**Complete the following:**
1. Give every date-and-time stamp that follows a signature in the KD-tree discussion, in the order they appear.
2. Using the KD-tree discussion, decide whether each statement holds, answering yes or no and quoting the words that settle it. (a) The sequentialSorting puts the highest distance first. (b) Rednaxela considers range search hard to add to the rewrite. (c) Chase found that choosing the dimension with the biggest difference did worse than going through the dimensions in order.
3. Write the next post in the KD-tree discussion, picking up after the final message.

**Source excerpt:**
I'm taking a look now... a couple of reference implementations in a simple bot would be a gold mine though ! DrussGt is overWhelming to me :) I get some sleep and take a better look :) Thx guys --Jlm0924 16:00, 18 September 2009 (UTC)

sequentialSorting

Hey Rednaxela, still an awesome tree, but perhaps you could add a little note to the tree about how the sequentialSorting works... I only just found out it sorts highest distance first. :P --Positive 10:36, 24 September 2009 (UTC)

Yeah, it might be good to make a note of that somewhere. It was done that way to both 1) Be consistant with how ABC (falsely) throught Simonton's one was working, and 2) That's the order that values can naturally be extracted from the heap)

Okay, got it, no problem. I've done a little alteration to your code to turn the order around, all fixed. :) --Positive 16:34, 24 September 2009 (UTC)

Range Search

Can I ask that you add this as well. This is part of some standard KD-Tree implementations in other languages. You can probably read over how it works in my tree, but adding support for it shouldn't cause problems. It can be used in say, older style pattern matchers for getting matches to the current enemy state within a hyper-rectangular bounds (say in this case velocity and heading delta). --Chase 02:49, 3 March 2010 (UTC)

Sure, wouldn't be hard to add in my rewrite. It might be a while till I get around to that though, since I'm really anxious to try my (possibly completely novel?) ideas for making it faster and such. --Rednaxela 03:27, 3 March 2010 (UTC)

Actually I had tested some of those on my tree the other day while trying to optimize it, the "choosing a better dimension if the current one is only one value" actually produced decent gains assuming you chose a good dimension. In my first one I chose the one with the biggest difference, but I didn't like it, even though it worked better than my "iterate through dimensions in order till you find one that has more then one value", my guess is the more values a dimension has, the better (but that is hard to track). None of the data I posted is from those, but it got around 0.3 to the listed maps 0.4. --Chase 03:55, 3 March 2010 (UTC)

Bounding box annotations:
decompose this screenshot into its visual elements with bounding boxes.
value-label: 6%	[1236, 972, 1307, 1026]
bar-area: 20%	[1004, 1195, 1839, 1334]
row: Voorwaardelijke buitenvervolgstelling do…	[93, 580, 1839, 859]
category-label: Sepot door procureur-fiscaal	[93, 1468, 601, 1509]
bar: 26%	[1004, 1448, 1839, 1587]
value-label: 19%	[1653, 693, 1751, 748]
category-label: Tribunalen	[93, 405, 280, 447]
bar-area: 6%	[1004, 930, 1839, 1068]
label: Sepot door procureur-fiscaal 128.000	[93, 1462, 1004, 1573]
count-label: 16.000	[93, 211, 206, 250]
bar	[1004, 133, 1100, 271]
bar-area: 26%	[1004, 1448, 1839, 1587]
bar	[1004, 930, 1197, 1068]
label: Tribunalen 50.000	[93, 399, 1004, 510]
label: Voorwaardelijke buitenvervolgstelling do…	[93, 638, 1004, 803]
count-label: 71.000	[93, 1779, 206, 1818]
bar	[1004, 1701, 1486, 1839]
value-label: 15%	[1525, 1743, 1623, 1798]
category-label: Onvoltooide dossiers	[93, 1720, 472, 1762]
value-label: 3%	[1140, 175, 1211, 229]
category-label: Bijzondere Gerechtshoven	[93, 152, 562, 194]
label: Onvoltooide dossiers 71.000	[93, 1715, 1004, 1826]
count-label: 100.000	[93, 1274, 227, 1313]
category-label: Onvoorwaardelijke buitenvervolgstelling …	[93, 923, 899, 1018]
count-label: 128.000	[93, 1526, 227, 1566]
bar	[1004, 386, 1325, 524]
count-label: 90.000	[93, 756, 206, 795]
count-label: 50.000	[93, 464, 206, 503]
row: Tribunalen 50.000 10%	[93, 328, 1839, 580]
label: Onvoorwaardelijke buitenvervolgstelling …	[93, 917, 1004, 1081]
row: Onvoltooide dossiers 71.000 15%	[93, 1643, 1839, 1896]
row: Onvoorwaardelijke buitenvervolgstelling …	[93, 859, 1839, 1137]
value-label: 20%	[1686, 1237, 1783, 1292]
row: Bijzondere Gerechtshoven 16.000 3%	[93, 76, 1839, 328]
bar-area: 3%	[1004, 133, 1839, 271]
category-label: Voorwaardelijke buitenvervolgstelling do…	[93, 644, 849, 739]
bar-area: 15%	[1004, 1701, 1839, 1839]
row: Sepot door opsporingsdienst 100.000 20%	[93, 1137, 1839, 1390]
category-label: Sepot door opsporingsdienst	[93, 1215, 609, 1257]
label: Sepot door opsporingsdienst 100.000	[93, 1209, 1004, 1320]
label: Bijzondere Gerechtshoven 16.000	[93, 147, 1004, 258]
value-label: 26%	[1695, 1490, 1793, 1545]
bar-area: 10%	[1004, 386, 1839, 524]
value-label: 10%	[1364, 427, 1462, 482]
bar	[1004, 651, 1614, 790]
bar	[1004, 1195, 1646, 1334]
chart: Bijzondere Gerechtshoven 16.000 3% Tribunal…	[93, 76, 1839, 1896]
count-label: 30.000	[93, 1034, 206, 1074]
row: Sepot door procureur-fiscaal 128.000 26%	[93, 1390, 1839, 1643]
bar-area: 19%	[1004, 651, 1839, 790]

**Task-by-task outputs:**
1.
16:00, 18 September 2009 (UTC)
10:36, 24 September 2009 (UTC)
16:34, 24 September 2009 (UTC)
02:49, 3 March 2010 (UTC)
03:27, 3 March 2010 (UTC)
03:55, 3 March 2010 (UTC)

2.
(a) Yes: "it sorts highest distance first"
(b) No: "Sure, wouldn't be hard to add in my rewrite."
(c) No: "even though it worked better than my "iterate through dimensions in order till you find one that has more then one value""

3.
Are you talking about the dimension to split on? That's very different than the things I have in my plans section. As far as what dimension to split on and where to split in it, I already do "middle of the dimension with the widest variance" (which just today I noticed some research papers conjecturing that it is perhaps the optimal kd-tree splitting method). --Rednaxela 04:06, 3 March 2010 (UTC)
Oh, alright, thats what you meant when you say that. Hehe, I guess I am more than a bit out of date. --Chase 04:40, 3 March 2010 (UTC)
Yeah, what I meant with the "dimension-pruned" things, is that the calculation of distance between the search point and each point in a bucket, can be made to not repeat the part of the summation for dimensions where the node has a width of 0, instead calculating that part of the summation once for every point in the bucket. --Rednaxela 05:12, 3 March 2010 (UTC)

Rewrite progress

Well, I have my rewrite largely done now. So, to those who thought it would be neat to have a search iterator... I now have it! At no significant performance penalty in fact, though it does operate best when you give it a a 'max iteration length', but if you stop before that, you still gain some time be it never descends into nodes until they have a possibility be required for next(). The reason it's still good to provide a 'max iteration length' is so that can routinely prune it's list of points it has evaluated. In order to make this possible efficiently, I coded up a "Interval Heap" double-ended queue that is very fast. Results look encouraging so far, however I didn't see the gain I hopes to see from it's more flexible path selection code. See the following results:

RESULT << k-nearest neighbours search with Rednaxela's Bucket kd-tree (Unsorted Output) >>
: Average searching time       = 0.059 miliseconds
: Average worst searching time = 0.899 miliseconds
: Average adding time          = 7.15 microseconds
: Accuracy                     = 100%

RESULT << k-nearest neighbours search with Red's "Next Gen" kd-tree (Sorted Output) >>
: Average searching time       = 0.061 miliseconds
: Average worst searching time = 0.936 miliseconds
: Average adding time          = 7.47 microseconds
: Accuracy                     = 100%

RESULT << k-nearest neighbours search with Rednaxela's Bucket kd-tree (Sorted Output) >>
: Average searching time       = 0.061 miliseconds
: Average worst searching time = 1.086 miliseconds
: Average adding time          = 7.15 microseconds
: Accuracy                     = 100%

It's a pretty close race despite the code structure and details of the search algorithm being rather different. Sets a new record for fastest tree with sorted output anyway, and I should be able to improve the results further... --Rednaxela 07:25, 4 March 2010 (UTC)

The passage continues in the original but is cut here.